__TEXT EXCERPT__

※ ※ ※

Are you mad, coming here!?
There's 200 pounds
on your head, man.
Could you not have a care for
me, if not for yourself?
Your descriptions are
all over the town.
Charlie, Charlie, it's been plastered
all over Scotland for years.
Ah, but this is
for the murder of
mungo Campbell,
they want you now.
The whole country
is in an uproar.
But they've arrested James Stewart for
that. Ah, but he was in there too.
And he'll hang along with
James if they find him.
James Stewart's innocent!
You have that in the best
authority, of course.
Aye, my own.
I was standing alongside him
when the shot was fired.
That's why I'm here,
to tell the lord advocate.
Are you making a mock of me?
No, sir, I am not!
You think to give such
evidence to the lord advocate?
I do. Why, you muckle ass,
he'll never allow it.
I have a better opinion of
the lord advocate than that.

※ ※ ※

__SUPPLIED RECORDS__

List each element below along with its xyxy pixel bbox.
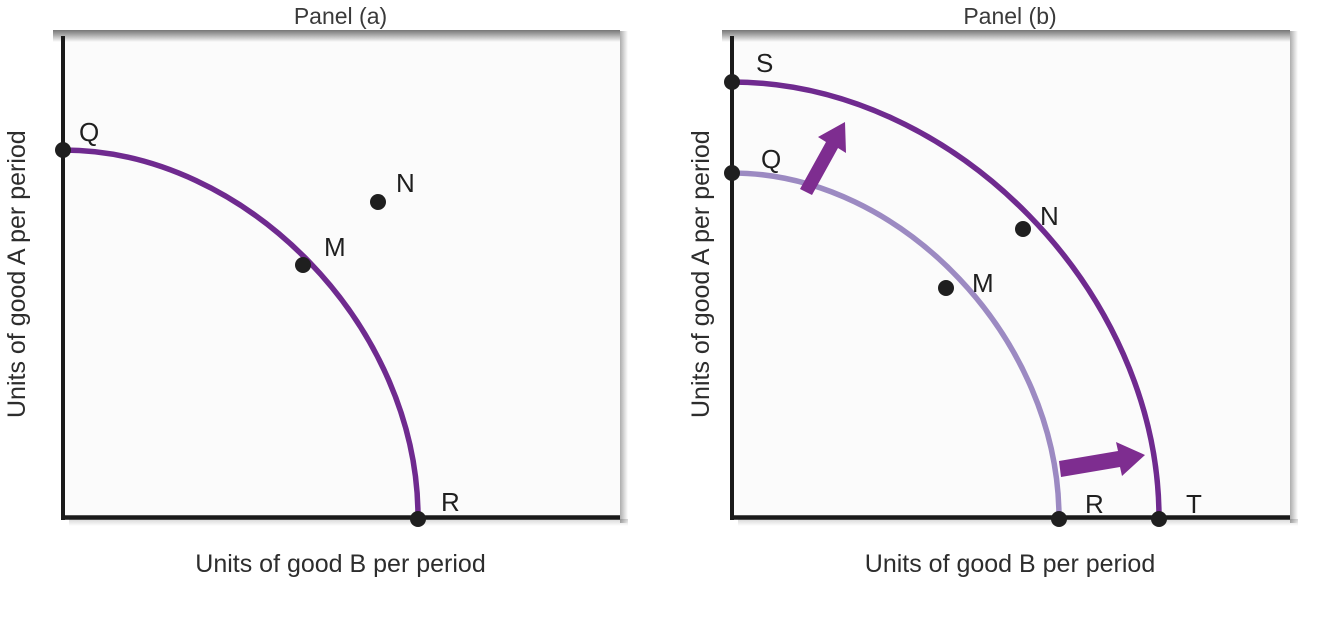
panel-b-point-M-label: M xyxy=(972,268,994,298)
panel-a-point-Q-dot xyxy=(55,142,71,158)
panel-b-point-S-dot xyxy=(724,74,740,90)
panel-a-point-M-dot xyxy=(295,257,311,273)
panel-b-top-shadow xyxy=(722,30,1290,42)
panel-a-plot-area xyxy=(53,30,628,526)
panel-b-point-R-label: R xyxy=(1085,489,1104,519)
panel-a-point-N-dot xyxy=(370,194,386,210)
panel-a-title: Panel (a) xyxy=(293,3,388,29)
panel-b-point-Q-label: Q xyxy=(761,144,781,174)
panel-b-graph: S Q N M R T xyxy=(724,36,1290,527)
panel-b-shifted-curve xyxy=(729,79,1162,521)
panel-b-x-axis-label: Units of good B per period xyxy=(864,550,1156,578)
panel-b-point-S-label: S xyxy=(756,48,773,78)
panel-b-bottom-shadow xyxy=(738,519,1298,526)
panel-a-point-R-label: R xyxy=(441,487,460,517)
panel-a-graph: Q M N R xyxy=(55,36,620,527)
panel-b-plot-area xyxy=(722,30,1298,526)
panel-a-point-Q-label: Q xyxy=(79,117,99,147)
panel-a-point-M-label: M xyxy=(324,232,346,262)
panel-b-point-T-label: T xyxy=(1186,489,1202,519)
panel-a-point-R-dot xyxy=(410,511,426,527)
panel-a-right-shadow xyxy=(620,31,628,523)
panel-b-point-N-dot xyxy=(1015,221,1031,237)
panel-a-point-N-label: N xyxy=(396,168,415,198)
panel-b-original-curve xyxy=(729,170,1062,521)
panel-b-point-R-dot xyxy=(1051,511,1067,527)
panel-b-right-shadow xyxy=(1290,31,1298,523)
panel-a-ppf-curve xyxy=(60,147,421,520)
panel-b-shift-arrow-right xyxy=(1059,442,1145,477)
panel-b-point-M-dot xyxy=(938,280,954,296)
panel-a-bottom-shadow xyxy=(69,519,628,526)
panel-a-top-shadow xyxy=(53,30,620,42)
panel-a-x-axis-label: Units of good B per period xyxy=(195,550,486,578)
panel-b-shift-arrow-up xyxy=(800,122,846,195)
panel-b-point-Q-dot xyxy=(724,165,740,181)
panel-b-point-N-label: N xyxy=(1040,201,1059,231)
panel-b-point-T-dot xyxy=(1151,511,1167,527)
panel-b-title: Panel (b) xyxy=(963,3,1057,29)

※ ※ ※

__EXERCISE A__
List every person named in the dialogue.
__EXERCISE B__
Continue the dialogue from its last line.
The lines are not needed for anything here.

__EXERCISE OUTPUT A__
Charlie
mungo Campbell
James Stewart

__EXERCISE OUTPUT B__
The lord advocate is a
Campbell's man, the Campbell's!
They'll put you in the dock,
and you'll swing
alongside James as well.
Have a dram.
You'd better watch
what you say, Charlie.
Mr. balfour is a loyal
subject of king George
and has Campbell's for friends.
And you'd be the duchess
of cumberland, I suppose?
I'm James Stewart's daughter.
Another relative!
Boy, I might have known.
Look, I am a lawyer.
I'm fond of my books, my bottle
and a tournament of golf
on a Saturday afternoon.
What am I to do with your
highland plants and claymores?
Oh, Charlie!
Would you desert your own king?
Would I what?
Do you care how many relatives have
been through this office before you?
Upwards of 30!
I could have swung from a gibet,
before you even got here.
You want my advice? Stay
away from the lord advocate!
But he's a witness!
You are beside the
point, miss Stewart.
It is your father they got,
it is your father they'll hang!
You too, if you
tried to give evidence.
I won't deny there's some risk.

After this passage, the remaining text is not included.